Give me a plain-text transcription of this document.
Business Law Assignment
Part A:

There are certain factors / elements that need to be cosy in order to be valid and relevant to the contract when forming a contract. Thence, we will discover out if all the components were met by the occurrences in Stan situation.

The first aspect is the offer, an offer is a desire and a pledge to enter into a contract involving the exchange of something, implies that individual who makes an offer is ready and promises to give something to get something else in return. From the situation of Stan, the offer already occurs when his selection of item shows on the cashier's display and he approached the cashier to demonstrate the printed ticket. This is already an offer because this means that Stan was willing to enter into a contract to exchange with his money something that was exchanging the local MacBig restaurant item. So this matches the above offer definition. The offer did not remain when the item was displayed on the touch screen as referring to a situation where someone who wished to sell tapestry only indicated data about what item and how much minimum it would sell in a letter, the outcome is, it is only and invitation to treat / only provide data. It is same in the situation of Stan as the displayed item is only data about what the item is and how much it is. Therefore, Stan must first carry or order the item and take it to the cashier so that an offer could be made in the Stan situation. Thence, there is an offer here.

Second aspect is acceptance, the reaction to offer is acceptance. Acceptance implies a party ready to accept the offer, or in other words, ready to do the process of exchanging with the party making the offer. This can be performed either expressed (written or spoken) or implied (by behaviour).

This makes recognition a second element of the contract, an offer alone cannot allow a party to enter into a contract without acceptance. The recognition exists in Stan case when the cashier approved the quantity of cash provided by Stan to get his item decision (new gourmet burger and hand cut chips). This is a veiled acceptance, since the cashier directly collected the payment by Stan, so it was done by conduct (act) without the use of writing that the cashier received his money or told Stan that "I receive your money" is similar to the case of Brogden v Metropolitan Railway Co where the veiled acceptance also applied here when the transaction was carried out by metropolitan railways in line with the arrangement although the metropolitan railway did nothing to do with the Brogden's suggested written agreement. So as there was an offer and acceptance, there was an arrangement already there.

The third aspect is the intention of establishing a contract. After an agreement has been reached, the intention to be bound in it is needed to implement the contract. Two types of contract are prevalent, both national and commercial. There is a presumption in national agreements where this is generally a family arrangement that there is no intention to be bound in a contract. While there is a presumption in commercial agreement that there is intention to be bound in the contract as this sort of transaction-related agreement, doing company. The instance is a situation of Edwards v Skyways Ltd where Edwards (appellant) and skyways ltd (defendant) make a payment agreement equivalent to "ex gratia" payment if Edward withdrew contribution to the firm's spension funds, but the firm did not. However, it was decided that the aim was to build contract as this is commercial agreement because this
━━━━━━━━━━━━━━━━━━━━━━━━━━━━━━
* _EXERCISE PROMPT_
Here, the records must be output exactly and in full.

* _ANSWER TO THE TASK_
Give me a plain-text transcription of this document.
Business Law Assignment
Part A:

There are certain factors / elements that need to be cosy in order to be valid and relevant to the contract when forming a contract. Thence, we will discover out if all the components were met by the occurrences in Stan situation.

The first aspect is the offer, an offer is a desire and a pledge to enter into a contract involving the exchange of something, implies that individual who makes an offer is ready and promises to give something to get something else in return. From the situation of Stan, the offer already occurs when his selection of item shows on the cashier's display and he approached the cashier to demonstrate the printed ticket. This is already an offer because this means that Stan was willing to enter into a contract to exchange with his money something that was exchanging the local MacBig restaurant item. So this matches the above offer definition. The offer did not remain when the item was displayed on the touch screen as referring to a situation where someone who wished to sell tapestry only indicated data about what item and how much minimum it would sell in a letter, the outcome is, it is only and invitation to treat / only provide data. It is same in the situation of Stan as the displayed item is only data about what the item is and how much it is. Therefore, Stan must first carry or order the item and take it to the cashier so that an offer could be made in the Stan situation. Thence, there is an offer here.

Second aspect is acceptance, the reaction to offer is acceptance. Acceptance implies a party ready to accept the offer, or in other words, ready to do the process of exchanging with the party making the offer. This can be performed either expressed (written or spoken) or implied (by behaviour).

This makes recognition a second element of the contract, an offer alone cannot allow a party to enter into a contract without acceptance. The recognition exists in Stan case when the cashier approved the quantity of cash provided by Stan to get his item decision (new gourmet burger and hand cut chips). This is a veiled acceptance, since the cashier directly collected the payment by Stan, so it was done by conduct (act) without the use of writing that the cashier received his money or told Stan that "I receive your money" is similar to the case of Brogden v Metropolitan Railway Co where the veiled acceptance also applied here when the transaction was carried out by metropolitan railways in line with the arrangement although the metropolitan railway did nothing to do with the Brogden's suggested written agreement. So as there was an offer and acceptance, there was an arrangement already there.

The third aspect is the intention of establishing a contract. After an agreement has been reached, the intention to be bound in it is needed to implement the contract. Two types of contract are prevalent, both national and commercial. There is a presumption in national agreements where this is generally a family arrangement that there is no intention to be bound in a contract. While there is a presumption in commercial agreement that there is intention to be bound in the contract as this sort of transaction-related agreement, doing company. The instance is a situation of Edwards v Skyways Ltd where Edwards (appellant) and skyways ltd (defendant) make a payment agreement equivalent to "ex gratia" payment if Edward withdrew contribution to the firm's spension funds, but the firm did not. However, it was decided that the aim was to build contract as this is commercial agreement because this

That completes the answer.